>> Begin

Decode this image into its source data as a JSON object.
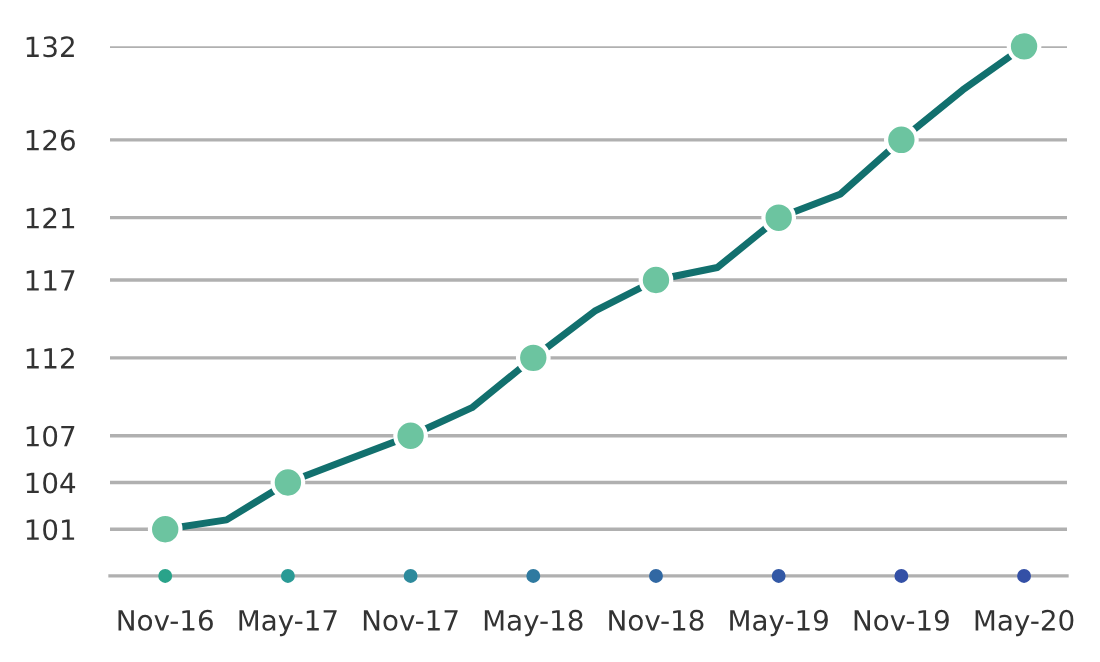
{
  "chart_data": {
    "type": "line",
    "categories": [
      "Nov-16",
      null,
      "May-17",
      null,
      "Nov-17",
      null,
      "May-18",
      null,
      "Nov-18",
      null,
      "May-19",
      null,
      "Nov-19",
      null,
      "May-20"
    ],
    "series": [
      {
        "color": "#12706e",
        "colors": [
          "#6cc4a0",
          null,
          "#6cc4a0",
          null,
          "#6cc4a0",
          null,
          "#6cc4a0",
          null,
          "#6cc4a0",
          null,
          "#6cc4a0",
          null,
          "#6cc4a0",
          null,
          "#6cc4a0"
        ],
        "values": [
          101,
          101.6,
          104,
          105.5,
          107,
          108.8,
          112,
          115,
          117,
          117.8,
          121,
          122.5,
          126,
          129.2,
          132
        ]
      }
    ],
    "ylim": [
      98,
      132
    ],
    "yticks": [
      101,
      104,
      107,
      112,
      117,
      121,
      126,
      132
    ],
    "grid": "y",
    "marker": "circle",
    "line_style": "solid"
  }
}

>> End

**EXERCISE DETAILS**.
Reproduce each line exactly, please, except for any pictures.

**ANSWER FOR THE TASK**.
Decode this image into its source data as a JSON object.
{
  "chart_data": {
    "type": "line",
    "categories": [
      "Nov-16",
      null,
      "May-17",
      null,
      "Nov-17",
      null,
      "May-18",
      null,
      "Nov-18",
      null,
      "May-19",
      null,
      "Nov-19",
      null,
      "May-20"
    ],
    "series": [
      {
        "color": "#12706e",
        "colors": [
          "#6cc4a0",
          null,
          "#6cc4a0",
          null,
          "#6cc4a0",
          null,
          "#6cc4a0",
          null,
          "#6cc4a0",
          null,
          "#6cc4a0",
          null,
          "#6cc4a0",
          null,
          "#6cc4a0"
        ],
        "values": [
          101,
          101.6,
          104,
          105.5,
          107,
          108.8,
          112,
          115,
          117,
          117.8,
          121,
          122.5,
          126,
          129.2,
          132
        ]
      }
    ],
    "ylim": [
      98,
      132
    ],
    "yticks": [
      101,
      104,
      107,
      112,
      117,
      121,
      126,
      132
    ],
    "grid": "y",
    "marker": "circle",
    "line_style": "solid"
  }
}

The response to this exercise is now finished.